Objetivo do exercício: Continue o texto sobre Dalmo Dallari a partir da última frase apresentada.

Texto fornecido:
******************************

Dalmo Dallari, é professor emérito da Faculdade de Direito da Universidade de São Paulo (USP), e se mantém, aos 88 anos de idade, como um dos intelectuais mais respeitados do país e uma de suas mentes jurídicas mais lúcidas. 

Assista à sua entrevista:


Nascido em Serra Negra, estudou e passou a infância e parte da adolescência na cidade. Mudou-se para a capital paulista e lá se formou em direito pela USP, em 1957. Foi aprovado, em 1963, no concurso para livre-docente da disciplina Teoria Geral do Estado, na própria USP, e no ano seguinte passou a integrar o corpo docente da universidade.

******************************

Trechos dos dados:

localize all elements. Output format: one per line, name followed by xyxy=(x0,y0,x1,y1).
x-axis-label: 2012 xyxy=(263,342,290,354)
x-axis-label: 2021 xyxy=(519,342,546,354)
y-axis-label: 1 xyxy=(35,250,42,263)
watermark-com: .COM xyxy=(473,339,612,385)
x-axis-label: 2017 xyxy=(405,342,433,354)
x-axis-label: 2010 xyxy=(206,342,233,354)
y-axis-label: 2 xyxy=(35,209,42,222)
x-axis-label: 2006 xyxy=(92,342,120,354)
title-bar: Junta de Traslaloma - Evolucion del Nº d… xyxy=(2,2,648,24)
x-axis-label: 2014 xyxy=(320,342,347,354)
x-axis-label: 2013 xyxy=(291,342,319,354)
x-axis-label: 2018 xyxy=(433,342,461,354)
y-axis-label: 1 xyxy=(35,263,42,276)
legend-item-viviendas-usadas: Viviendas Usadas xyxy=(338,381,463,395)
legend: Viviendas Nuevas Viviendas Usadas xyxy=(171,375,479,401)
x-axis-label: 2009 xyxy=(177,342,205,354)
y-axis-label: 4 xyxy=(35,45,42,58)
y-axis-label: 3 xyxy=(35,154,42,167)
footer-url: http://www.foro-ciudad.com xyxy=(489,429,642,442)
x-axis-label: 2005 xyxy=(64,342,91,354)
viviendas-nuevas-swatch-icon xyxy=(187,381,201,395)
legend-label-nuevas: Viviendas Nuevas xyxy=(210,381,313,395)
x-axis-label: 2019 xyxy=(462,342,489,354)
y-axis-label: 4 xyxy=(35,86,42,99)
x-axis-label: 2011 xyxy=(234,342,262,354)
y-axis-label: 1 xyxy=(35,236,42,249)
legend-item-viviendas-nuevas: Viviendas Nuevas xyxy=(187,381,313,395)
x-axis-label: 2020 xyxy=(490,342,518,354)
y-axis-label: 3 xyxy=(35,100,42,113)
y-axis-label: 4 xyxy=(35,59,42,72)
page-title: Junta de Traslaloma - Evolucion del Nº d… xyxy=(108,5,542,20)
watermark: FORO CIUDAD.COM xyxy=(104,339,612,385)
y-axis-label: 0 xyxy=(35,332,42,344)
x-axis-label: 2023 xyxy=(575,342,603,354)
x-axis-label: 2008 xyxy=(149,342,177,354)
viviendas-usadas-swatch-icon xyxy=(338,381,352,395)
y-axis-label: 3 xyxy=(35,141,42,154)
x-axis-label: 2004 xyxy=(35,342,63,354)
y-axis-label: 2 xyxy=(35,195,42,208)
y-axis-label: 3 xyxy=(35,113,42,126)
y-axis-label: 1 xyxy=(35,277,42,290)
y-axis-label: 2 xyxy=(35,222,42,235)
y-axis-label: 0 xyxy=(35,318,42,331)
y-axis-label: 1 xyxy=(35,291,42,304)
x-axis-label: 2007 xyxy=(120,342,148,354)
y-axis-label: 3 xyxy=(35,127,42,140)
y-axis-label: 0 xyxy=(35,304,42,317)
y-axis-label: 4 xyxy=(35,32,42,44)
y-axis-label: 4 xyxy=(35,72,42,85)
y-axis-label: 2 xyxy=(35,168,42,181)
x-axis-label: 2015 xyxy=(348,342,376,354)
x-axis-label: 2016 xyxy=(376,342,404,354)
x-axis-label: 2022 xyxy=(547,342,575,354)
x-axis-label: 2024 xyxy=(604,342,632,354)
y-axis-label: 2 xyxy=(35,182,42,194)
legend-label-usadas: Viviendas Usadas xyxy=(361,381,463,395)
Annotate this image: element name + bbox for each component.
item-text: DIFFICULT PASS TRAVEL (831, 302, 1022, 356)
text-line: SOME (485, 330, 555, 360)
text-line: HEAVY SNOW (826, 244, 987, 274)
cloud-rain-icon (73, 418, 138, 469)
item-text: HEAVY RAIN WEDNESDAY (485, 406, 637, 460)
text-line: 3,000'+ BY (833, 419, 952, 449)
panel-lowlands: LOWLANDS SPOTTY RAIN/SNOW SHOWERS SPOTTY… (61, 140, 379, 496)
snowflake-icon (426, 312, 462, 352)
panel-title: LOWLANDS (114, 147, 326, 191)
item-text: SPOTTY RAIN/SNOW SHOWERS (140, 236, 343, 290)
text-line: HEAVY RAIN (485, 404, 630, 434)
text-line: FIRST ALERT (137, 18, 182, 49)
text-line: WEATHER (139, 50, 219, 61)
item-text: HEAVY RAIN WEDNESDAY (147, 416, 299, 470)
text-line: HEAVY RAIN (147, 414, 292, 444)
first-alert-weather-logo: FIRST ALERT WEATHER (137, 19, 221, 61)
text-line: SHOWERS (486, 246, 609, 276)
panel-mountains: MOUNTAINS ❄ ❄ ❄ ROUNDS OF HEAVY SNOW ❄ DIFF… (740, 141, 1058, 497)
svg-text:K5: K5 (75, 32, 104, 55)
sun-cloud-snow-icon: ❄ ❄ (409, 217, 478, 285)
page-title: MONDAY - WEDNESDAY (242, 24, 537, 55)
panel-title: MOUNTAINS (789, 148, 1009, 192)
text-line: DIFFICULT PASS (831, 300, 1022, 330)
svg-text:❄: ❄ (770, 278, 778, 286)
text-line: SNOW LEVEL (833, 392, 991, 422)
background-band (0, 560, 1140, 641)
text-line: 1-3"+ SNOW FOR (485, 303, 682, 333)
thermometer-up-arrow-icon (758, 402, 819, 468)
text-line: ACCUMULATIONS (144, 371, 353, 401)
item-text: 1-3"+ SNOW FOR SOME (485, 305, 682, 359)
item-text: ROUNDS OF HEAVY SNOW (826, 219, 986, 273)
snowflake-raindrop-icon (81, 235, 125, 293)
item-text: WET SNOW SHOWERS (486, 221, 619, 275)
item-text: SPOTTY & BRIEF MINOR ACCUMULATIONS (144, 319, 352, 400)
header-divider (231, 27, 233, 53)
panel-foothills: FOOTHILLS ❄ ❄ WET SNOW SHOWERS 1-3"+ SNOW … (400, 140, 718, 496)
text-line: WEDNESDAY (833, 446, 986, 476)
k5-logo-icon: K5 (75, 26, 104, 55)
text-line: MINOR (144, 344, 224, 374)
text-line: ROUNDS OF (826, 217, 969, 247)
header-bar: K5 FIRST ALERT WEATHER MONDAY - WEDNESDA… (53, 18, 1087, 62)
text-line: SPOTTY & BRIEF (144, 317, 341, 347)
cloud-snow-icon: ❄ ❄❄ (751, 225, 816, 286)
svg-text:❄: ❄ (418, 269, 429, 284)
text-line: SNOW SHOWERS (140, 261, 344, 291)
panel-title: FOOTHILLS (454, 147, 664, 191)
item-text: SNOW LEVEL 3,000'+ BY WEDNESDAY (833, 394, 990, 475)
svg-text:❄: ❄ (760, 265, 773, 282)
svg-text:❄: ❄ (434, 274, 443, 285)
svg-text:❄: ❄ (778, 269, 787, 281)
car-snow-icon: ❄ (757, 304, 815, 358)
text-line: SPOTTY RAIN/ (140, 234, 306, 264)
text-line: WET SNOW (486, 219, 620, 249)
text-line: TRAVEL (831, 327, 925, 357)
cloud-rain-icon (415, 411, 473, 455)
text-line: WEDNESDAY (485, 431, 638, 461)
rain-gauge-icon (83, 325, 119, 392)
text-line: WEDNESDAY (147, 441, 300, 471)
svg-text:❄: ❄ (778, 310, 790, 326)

******************************

Resultado da tarefa:
Nunca abandonou a vida acadêmica, embora a tenha dividido com inúmeras outras atividades: foi membro do Conselho Universitário e da Comissão de Legislação e Recursos da USP; da Comissão de Justiça e Paz da Arquidiocese de São Paulo, da qual foi presidente; da Associação Brasileira de Juristas Democratas; e do Instituto dos Advogados de São Paulo, do qual foi vice-presidente. Também presidiu a Fundação Escola de Sociologia e Política e foi secretário dos Negócios Jurídicos da Prefeitura do município de São Paulo, na gestão da prefeita Luiza Erundina.

A íntegra de sua entrevista é a seguinte:

- O senhor acredita que esta pandemia, como vários dizem, criará uma nova consciência social nas pessoas?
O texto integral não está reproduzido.